Rows from a dataset:
··········

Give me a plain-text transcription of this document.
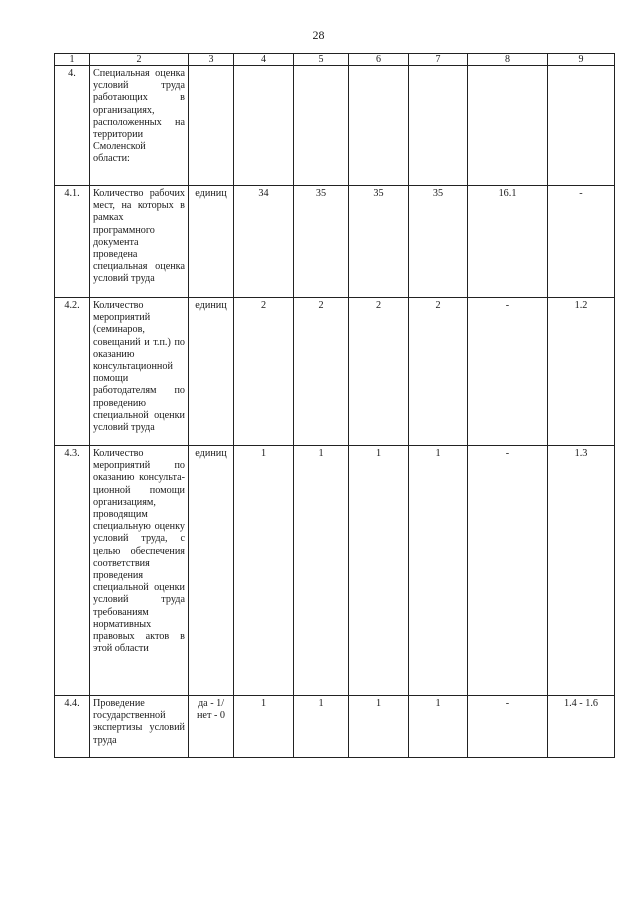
28
1	2	3	4	5	6	7	8	9
4.	Специальная оценка условий труда работающих в организациях, расположенных на территории Смоленской области:							
4.1.	Количество рабочих мест, на которых в рамках программного документа проведена специальная оценка условий труда	единиц	34	35	35	35	16.1	-
4.2.	Количество мероприятий (семинаров, совещаний и т.п.) по оказанию консультационной помощи работодателям по проведению специальной оценки условий труда	единиц	2	2	2	2	-	1.2
4.3.	Количество мероприятий по оказанию консульта-ционной помощи организациям, проводящим специальную оценку условий труда, с целью обеспечения соответствия проведения специальной оценки условий труда требованиям нормативных правовых актов в этой области	единиц	1	1	1	1	-	1.3
4.4.	Проведение государственной экспертизы условий труда	да - 1/нет - 0	1	1	1	1	-	1.4 - 1.6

··········

Brief: Scan the entries above. Copy each line that has the string "специальной".

Task result:
4.2.	Количество мероприятий (семинаров, совещаний и т.п.) по оказанию консультационной помощи работодателям по проведению специальной оценки условий труда	единиц	2	2	2	2	-	1.2
4.3.	Количество мероприятий по оказанию консульта-ционной помощи организациям, проводящим специальную оценку условий труда, с целью обеспечения соответствия проведения специальной оценки условий труда требованиям нормативных правовых актов в этой области	единиц	1	1	1	1	-	1.3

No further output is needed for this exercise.